Given request — Using the data below, gather each line that includes the word "this".
BEGIN Material to process
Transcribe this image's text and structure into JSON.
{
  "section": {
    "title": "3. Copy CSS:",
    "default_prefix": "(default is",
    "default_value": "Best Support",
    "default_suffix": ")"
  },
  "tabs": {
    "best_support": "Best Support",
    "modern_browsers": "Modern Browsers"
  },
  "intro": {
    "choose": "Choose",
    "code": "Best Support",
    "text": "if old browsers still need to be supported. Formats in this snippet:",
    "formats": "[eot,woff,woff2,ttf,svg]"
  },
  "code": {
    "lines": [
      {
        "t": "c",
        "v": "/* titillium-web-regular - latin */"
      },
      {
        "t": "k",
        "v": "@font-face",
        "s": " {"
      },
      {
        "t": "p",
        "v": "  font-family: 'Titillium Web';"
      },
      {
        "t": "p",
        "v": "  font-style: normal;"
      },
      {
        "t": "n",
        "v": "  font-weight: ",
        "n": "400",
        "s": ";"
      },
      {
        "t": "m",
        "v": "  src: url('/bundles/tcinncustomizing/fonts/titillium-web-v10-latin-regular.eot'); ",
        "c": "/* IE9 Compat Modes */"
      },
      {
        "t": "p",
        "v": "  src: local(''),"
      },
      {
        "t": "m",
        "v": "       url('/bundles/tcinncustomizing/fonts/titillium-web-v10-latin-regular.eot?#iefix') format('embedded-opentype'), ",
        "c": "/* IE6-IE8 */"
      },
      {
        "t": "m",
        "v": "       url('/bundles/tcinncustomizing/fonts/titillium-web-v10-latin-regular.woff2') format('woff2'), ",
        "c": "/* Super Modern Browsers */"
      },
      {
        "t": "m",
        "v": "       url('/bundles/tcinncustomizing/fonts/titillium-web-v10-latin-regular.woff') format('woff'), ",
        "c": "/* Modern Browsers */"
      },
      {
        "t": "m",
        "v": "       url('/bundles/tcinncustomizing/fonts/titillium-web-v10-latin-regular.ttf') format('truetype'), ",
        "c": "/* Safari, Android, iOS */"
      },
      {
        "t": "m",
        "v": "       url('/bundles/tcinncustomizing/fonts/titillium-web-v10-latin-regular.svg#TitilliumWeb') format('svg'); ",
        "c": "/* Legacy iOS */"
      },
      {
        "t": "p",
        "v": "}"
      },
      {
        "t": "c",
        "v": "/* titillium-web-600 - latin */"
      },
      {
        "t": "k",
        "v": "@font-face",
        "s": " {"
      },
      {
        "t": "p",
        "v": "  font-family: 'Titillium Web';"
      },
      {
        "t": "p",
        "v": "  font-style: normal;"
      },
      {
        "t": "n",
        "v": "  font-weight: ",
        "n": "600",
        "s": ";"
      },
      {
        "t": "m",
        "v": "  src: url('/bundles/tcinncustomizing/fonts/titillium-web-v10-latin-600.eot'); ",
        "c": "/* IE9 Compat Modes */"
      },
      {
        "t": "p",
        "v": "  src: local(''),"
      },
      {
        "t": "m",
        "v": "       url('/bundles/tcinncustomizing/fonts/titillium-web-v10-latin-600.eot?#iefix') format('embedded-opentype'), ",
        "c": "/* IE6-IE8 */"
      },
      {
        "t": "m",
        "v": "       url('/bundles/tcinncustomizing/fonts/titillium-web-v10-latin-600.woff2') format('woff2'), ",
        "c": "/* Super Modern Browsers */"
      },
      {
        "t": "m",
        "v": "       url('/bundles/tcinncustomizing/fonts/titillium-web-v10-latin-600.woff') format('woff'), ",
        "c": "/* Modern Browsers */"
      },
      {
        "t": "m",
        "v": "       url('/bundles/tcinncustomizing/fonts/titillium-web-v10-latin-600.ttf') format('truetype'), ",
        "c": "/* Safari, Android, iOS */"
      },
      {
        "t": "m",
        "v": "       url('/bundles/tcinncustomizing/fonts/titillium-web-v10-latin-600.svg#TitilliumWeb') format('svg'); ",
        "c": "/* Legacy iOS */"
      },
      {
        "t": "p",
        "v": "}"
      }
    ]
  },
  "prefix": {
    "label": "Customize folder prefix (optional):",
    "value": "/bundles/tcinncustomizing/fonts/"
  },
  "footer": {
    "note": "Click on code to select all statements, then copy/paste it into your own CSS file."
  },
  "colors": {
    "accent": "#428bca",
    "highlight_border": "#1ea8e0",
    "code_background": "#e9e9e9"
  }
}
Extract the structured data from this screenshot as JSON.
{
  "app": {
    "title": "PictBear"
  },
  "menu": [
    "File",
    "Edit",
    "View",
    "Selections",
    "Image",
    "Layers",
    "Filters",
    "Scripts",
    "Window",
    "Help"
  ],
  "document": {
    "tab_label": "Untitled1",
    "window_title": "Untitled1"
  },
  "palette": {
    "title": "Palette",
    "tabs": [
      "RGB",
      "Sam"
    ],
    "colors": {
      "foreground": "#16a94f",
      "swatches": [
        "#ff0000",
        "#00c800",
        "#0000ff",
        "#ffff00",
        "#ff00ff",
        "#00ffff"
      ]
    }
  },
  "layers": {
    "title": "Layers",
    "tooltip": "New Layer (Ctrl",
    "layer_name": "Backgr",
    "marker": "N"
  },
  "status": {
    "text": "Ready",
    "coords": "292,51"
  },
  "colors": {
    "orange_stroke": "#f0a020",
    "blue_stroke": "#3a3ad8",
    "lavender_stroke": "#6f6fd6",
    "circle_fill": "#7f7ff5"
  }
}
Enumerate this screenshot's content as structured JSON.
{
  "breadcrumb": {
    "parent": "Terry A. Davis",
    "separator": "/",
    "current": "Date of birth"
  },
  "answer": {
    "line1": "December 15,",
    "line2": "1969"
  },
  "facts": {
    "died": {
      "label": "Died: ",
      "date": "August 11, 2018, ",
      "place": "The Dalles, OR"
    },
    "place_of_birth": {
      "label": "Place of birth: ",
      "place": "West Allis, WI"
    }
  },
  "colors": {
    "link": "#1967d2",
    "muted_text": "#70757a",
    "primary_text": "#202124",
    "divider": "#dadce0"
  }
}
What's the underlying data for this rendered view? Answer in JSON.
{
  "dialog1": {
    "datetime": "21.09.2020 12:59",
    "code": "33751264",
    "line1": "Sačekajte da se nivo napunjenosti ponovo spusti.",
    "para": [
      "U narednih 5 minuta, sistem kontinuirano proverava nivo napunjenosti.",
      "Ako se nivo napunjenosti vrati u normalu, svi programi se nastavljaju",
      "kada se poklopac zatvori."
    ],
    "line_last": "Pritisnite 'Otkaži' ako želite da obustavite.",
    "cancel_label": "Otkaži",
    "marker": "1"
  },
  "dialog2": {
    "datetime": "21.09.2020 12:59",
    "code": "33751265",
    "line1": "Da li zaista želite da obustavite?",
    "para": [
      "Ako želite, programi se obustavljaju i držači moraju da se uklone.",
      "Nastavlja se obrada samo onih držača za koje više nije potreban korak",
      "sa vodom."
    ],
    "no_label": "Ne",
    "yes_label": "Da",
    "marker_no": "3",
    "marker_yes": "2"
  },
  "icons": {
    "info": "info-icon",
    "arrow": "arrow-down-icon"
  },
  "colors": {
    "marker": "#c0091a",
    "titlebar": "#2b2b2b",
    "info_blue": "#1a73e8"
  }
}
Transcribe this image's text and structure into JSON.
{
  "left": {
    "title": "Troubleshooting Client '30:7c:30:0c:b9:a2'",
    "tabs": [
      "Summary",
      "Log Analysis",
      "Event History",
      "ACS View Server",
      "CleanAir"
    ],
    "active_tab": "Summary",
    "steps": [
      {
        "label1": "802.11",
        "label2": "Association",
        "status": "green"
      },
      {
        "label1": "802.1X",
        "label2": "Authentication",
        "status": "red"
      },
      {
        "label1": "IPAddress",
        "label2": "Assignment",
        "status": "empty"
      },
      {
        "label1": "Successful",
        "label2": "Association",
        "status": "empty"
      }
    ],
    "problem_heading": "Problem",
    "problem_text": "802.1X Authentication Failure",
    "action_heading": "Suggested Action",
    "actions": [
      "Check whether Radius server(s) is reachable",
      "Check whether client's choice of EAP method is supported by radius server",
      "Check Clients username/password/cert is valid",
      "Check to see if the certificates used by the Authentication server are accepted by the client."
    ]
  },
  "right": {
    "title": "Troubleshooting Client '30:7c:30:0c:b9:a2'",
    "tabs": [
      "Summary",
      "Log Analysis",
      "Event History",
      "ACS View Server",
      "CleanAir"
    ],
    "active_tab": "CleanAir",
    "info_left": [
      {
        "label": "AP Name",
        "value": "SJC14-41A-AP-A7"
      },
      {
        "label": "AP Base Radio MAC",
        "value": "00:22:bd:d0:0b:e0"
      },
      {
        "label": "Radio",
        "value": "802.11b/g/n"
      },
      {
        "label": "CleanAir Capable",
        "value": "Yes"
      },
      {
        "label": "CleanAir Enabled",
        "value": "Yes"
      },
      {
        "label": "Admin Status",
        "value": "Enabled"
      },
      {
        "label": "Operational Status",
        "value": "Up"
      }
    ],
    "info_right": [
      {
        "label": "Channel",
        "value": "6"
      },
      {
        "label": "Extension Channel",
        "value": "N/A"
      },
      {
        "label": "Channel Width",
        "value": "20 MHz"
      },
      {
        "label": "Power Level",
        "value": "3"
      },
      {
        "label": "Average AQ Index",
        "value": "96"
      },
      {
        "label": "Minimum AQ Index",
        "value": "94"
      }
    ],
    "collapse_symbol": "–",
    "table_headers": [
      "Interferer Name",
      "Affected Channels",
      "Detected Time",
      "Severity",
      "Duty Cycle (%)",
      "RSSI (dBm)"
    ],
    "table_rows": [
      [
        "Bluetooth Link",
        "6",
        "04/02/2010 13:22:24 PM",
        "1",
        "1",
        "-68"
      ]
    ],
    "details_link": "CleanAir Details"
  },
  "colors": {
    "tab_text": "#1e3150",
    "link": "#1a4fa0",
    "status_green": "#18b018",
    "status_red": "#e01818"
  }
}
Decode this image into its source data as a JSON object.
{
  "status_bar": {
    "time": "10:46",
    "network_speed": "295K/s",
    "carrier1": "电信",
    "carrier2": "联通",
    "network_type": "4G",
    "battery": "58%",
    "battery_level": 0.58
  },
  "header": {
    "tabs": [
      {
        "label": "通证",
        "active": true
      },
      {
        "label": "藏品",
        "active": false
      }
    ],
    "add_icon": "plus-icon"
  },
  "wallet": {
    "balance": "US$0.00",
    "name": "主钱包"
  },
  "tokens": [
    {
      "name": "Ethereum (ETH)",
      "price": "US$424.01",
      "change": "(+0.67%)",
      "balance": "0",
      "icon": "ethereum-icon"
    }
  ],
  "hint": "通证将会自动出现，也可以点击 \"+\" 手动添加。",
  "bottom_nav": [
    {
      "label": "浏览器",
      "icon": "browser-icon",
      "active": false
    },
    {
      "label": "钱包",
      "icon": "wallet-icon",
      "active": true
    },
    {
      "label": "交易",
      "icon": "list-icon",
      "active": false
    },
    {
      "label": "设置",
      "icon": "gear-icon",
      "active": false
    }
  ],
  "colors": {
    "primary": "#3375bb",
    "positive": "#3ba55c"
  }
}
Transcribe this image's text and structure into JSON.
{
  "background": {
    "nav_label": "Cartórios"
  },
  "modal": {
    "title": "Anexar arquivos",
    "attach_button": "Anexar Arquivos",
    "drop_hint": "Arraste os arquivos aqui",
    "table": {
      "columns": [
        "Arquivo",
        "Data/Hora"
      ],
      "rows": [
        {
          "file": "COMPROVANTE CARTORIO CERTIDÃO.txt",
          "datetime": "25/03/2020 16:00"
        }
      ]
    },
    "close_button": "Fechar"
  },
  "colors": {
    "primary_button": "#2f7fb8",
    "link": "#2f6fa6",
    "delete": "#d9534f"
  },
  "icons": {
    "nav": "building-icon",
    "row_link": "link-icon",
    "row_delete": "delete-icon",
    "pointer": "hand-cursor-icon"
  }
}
END Material to process
The result —
Transcribe this image's text and structure into JSON.
    "text": "if old browsers still need to be supported. Formats in this snippet:",
Extract the structured data from this screenshot as JSON.
Enumerate this screenshot's content as structured JSON.
What's the underlying data for this rendered view? Answer in JSON.
Transcribe this image's text and structure into JSON.
Decode this image into its source data as a JSON object.
Transcribe this image's text and structure into JSON.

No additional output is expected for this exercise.